Data to process |
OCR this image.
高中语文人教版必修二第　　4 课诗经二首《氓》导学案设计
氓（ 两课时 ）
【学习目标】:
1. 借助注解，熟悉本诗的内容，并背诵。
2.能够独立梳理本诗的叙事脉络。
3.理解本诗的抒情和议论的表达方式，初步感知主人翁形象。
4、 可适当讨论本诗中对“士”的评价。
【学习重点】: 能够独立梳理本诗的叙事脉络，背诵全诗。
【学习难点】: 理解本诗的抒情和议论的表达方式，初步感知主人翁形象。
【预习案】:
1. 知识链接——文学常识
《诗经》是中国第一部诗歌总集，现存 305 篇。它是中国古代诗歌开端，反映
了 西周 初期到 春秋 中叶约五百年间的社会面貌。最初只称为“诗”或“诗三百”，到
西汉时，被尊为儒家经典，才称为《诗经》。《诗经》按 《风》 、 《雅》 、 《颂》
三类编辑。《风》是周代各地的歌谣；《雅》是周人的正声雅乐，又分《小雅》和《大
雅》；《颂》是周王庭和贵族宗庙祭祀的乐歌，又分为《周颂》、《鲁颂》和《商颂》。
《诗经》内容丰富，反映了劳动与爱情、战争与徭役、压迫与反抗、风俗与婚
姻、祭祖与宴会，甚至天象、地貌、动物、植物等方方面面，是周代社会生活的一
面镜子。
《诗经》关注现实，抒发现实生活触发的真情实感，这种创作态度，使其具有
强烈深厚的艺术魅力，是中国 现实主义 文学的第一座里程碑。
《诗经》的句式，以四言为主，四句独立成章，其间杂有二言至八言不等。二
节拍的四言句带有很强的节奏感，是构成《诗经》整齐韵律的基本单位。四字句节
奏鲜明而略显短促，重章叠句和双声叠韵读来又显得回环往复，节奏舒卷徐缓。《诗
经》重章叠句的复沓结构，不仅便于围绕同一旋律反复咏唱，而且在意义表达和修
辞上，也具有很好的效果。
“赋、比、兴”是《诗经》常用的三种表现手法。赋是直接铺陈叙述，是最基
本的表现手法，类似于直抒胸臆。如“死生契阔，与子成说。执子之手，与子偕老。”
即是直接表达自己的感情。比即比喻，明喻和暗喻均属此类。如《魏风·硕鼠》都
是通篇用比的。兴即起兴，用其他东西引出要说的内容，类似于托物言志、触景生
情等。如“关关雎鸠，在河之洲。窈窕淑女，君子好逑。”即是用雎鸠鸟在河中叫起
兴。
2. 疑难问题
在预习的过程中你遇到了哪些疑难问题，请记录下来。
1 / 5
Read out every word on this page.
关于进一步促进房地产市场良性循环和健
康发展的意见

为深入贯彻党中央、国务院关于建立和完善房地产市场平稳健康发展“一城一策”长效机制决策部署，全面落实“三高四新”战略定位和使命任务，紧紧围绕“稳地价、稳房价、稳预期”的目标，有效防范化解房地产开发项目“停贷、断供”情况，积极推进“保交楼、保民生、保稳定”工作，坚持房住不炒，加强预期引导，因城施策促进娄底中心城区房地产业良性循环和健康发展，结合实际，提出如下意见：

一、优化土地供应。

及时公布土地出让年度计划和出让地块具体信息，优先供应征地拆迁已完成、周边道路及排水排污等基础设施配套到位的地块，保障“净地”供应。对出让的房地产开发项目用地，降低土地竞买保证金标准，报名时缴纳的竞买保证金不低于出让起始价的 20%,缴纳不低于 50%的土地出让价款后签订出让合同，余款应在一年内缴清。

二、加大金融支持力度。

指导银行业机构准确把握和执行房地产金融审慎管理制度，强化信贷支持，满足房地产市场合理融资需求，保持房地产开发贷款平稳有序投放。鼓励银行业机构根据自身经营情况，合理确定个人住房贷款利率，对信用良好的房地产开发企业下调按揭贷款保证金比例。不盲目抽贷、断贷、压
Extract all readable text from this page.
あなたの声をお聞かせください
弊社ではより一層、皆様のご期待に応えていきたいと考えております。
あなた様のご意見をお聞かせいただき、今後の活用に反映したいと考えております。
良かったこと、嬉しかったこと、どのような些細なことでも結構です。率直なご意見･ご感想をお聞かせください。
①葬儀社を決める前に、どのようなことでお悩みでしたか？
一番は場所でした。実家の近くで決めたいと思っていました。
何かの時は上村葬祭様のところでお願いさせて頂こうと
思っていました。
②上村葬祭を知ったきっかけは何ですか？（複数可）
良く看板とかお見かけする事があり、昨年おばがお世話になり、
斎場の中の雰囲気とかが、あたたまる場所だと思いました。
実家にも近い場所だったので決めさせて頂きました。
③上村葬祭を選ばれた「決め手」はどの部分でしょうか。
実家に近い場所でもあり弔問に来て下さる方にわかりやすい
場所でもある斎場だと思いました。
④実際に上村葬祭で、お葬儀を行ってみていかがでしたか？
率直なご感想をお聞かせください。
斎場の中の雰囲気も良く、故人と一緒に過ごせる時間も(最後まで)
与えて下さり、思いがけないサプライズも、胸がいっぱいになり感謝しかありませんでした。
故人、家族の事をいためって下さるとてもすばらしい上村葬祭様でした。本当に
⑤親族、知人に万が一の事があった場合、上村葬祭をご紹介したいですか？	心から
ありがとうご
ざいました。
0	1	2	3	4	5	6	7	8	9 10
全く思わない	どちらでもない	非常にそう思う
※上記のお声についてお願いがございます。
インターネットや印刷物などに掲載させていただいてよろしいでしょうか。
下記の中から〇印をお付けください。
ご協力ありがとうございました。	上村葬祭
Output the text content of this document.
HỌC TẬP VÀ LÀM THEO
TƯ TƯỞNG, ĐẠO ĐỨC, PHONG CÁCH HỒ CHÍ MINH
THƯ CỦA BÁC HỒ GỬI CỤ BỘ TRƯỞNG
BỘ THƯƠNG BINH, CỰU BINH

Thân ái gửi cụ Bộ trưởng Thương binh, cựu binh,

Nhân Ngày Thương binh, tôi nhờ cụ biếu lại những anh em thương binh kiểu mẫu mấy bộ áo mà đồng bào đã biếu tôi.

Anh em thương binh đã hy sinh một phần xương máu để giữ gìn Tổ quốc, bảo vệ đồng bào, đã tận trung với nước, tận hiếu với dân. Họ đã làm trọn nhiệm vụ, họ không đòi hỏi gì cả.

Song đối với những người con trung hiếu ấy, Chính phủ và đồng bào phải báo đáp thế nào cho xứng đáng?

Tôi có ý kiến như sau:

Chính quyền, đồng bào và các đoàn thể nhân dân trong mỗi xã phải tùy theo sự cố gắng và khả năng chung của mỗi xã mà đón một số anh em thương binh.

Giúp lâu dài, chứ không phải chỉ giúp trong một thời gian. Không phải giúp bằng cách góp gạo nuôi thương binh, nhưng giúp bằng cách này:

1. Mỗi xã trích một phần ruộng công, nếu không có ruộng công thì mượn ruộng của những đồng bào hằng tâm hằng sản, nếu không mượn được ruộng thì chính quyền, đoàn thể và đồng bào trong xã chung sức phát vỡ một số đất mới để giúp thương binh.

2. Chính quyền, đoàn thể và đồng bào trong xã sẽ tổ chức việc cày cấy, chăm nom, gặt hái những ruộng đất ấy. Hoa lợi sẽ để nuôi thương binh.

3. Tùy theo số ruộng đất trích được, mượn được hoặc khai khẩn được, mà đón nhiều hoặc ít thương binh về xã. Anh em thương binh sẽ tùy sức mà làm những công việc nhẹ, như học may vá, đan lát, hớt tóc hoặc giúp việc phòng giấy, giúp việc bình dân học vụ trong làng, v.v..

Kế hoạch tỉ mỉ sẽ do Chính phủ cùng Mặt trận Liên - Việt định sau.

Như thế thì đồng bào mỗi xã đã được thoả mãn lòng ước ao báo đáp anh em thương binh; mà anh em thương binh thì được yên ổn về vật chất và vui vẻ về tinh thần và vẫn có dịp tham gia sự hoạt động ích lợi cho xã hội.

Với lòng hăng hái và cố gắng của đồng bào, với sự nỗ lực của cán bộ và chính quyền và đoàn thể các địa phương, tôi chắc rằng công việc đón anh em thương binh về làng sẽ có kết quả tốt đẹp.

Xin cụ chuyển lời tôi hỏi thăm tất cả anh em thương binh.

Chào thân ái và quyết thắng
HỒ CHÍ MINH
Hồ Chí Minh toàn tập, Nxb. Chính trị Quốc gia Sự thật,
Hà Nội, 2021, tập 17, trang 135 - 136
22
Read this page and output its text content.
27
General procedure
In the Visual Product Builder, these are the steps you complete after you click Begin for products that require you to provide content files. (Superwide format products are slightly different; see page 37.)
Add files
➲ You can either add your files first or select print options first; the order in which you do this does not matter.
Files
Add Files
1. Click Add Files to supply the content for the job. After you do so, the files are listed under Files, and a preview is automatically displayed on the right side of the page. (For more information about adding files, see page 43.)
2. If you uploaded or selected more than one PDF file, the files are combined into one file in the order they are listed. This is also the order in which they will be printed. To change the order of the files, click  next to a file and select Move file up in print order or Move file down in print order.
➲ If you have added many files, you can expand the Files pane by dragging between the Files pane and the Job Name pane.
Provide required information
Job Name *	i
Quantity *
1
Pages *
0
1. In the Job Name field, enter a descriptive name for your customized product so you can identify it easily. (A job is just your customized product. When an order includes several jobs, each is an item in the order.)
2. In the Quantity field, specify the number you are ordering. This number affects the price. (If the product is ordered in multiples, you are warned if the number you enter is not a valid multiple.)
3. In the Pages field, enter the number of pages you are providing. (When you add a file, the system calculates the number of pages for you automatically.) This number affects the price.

Problem |
Return each line of the data that contains the string "enter".

Answer for the task |
1. In the Job Name field, enter a descriptive name for your customized product so you can identify it easily. (A job is just your customized product. When an order includes several jobs, each is an item in the order.)
2. In the Quantity field, specify the number you are ordering. This number affects the price. (If the product is ordered in multiples, you are warned if the number you enter is not a valid multiple.)
3. In the Pages field, enter the number of pages you are providing. (When you add a file, the system calculates the number of pages for you automatically.) This number affects the price.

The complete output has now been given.